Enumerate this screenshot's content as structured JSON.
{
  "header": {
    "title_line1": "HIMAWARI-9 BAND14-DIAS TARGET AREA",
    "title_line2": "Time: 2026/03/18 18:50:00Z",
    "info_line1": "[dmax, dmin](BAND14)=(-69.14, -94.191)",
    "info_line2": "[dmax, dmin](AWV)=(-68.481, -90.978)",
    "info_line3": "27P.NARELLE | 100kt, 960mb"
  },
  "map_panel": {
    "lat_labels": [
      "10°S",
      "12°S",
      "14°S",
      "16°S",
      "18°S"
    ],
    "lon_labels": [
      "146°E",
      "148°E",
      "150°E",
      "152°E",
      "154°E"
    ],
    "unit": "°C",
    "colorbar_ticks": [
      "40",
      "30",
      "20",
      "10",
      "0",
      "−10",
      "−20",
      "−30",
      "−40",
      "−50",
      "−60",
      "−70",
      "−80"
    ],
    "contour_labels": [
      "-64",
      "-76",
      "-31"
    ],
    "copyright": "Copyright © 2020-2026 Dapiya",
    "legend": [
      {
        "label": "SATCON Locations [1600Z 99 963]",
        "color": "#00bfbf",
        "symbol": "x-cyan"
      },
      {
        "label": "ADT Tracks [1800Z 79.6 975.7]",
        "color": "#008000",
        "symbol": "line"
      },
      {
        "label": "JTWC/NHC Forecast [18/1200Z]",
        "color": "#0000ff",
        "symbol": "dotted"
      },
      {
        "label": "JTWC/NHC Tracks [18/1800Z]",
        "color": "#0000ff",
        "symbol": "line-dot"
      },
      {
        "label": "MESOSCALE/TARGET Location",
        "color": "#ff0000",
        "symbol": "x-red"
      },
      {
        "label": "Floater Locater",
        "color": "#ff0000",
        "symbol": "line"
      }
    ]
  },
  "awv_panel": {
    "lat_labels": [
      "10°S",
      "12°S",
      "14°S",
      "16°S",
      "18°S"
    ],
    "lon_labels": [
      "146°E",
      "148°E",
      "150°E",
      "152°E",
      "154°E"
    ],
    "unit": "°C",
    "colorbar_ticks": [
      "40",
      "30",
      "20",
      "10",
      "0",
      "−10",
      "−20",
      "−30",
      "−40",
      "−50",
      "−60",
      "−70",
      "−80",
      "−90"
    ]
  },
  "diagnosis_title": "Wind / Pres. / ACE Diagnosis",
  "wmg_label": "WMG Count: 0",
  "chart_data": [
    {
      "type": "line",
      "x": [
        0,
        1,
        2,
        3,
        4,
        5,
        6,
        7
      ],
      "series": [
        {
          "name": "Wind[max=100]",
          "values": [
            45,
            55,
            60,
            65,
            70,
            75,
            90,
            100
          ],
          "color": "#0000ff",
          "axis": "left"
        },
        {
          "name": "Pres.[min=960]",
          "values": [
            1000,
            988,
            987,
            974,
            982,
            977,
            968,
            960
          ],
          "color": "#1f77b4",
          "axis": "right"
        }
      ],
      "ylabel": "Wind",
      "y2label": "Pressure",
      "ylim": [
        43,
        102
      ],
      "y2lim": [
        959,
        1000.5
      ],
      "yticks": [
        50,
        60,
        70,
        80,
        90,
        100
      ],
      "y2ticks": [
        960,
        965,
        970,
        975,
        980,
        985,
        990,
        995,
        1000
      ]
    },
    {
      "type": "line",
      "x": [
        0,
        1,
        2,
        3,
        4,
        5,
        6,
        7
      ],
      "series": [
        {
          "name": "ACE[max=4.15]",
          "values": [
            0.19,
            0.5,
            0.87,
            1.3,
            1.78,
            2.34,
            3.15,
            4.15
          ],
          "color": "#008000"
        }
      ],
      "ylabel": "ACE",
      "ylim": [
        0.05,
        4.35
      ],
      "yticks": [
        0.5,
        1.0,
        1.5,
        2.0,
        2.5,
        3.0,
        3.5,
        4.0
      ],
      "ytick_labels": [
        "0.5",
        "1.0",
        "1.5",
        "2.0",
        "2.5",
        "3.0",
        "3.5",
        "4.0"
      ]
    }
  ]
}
......
== WHAT YOU NEED TO DO ==
Output the whole listing above again, word for word.

== WRITTEN SOLUTION ==
Enumerate this screenshot's content as structured JSON.
{
  "header": {
    "title_line1": "HIMAWARI-9 BAND14-DIAS TARGET AREA",
    "title_line2": "Time: 2026/03/18 18:50:00Z",
    "info_line1": "[dmax, dmin](BAND14)=(-69.14, -94.191)",
    "info_line2": "[dmax, dmin](AWV)=(-68.481, -90.978)",
    "info_line3": "27P.NARELLE | 100kt, 960mb"
  },
  "map_panel": {
    "lat_labels": [
      "10°S",
      "12°S",
      "14°S",
      "16°S",
      "18°S"
    ],
    "lon_labels": [
      "146°E",
      "148°E",
      "150°E",
      "152°E",
      "154°E"
    ],
    "unit": "°C",
    "colorbar_ticks": [
      "40",
      "30",
      "20",
      "10",
      "0",
      "−10",
      "−20",
      "−30",
      "−40",
      "−50",
      "−60",
      "−70",
      "−80"
    ],
    "contour_labels": [
      "-64",
      "-76",
      "-31"
    ],
    "copyright": "Copyright © 2020-2026 Dapiya",
    "legend": [
      {
        "label": "SATCON Locations [1600Z 99 963]",
        "color": "#00bfbf",
        "symbol": "x-cyan"
      },
      {
        "label": "ADT Tracks [1800Z 79.6 975.7]",
        "color": "#008000",
        "symbol": "line"
      },
      {
        "label": "JTWC/NHC Forecast [18/1200Z]",
        "color": "#0000ff",
        "symbol": "dotted"
      },
      {
        "label": "JTWC/NHC Tracks [18/1800Z]",
        "color": "#0000ff",
        "symbol": "line-dot"
      },
      {
        "label": "MESOSCALE/TARGET Location",
        "color": "#ff0000",
        "symbol": "x-red"
      },
      {
        "label": "Floater Locater",
        "color": "#ff0000",
        "symbol": "line"
      }
    ]
  },
  "awv_panel": {
    "lat_labels": [
      "10°S",
      "12°S",
      "14°S",
      "16°S",
      "18°S"
    ],
    "lon_labels": [
      "146°E",
      "148°E",
      "150°E",
      "152°E",
      "154°E"
    ],
    "unit": "°C",
    "colorbar_ticks": [
      "40",
      "30",
      "20",
      "10",
      "0",
      "−10",
      "−20",
      "−30",
      "−40",
      "−50",
      "−60",
      "−70",
      "−80",
      "−90"
    ]
  },
  "diagnosis_title": "Wind / Pres. / ACE Diagnosis",
  "wmg_label": "WMG Count: 0",
  "chart_data": [
    {
      "type": "line",
      "x": [
        0,
        1,
        2,
        3,
        4,
        5,
        6,
        7
      ],
      "series": [
        {
          "name": "Wind[max=100]",
          "values": [
            45,
            55,
            60,
            65,
            70,
            75,
            90,
            100
          ],
          "color": "#0000ff",
          "axis": "left"
        },
        {
          "name": "Pres.[min=960]",
          "values": [
            1000,
            988,
            987,
            974,
            982,
            977,
            968,
            960
          ],
          "color": "#1f77b4",
          "axis": "right"
        }
      ],
      "ylabel": "Wind",
      "y2label": "Pressure",
      "ylim": [
        43,
        102
      ],
      "y2lim": [
        959,
        1000.5
      ],
      "yticks": [
        50,
        60,
        70,
        80,
        90,
        100
      ],
      "y2ticks": [
        960,
        965,
        970,
        975,
        980,
        985,
        990,
        995,
        1000
      ]
    },
    {
      "type": "line",
      "x": [
        0,
        1,
        2,
        3,
        4,
        5,
        6,
        7
      ],
      "series": [
        {
          "name": "ACE[max=4.15]",
          "values": [
            0.19,
            0.5,
            0.87,
            1.3,
            1.78,
            2.34,
            3.15,
            4.15
          ],
          "color": "#008000"
        }
      ],
      "ylabel": "ACE",
      "ylim": [
        0.05,
        4.35
      ],
      "yticks": [
        0.5,
        1.0,
        1.5,
        2.0,
        2.5,
        3.0,
        3.5,
        4.0
      ],
      "ytick_labels": [
        "0.5",
        "1.0",
        "1.5",
        "2.0",
        "2.5",
        "3.0",
        "3.5",
        "4.0"
      ]
    }
  ]
}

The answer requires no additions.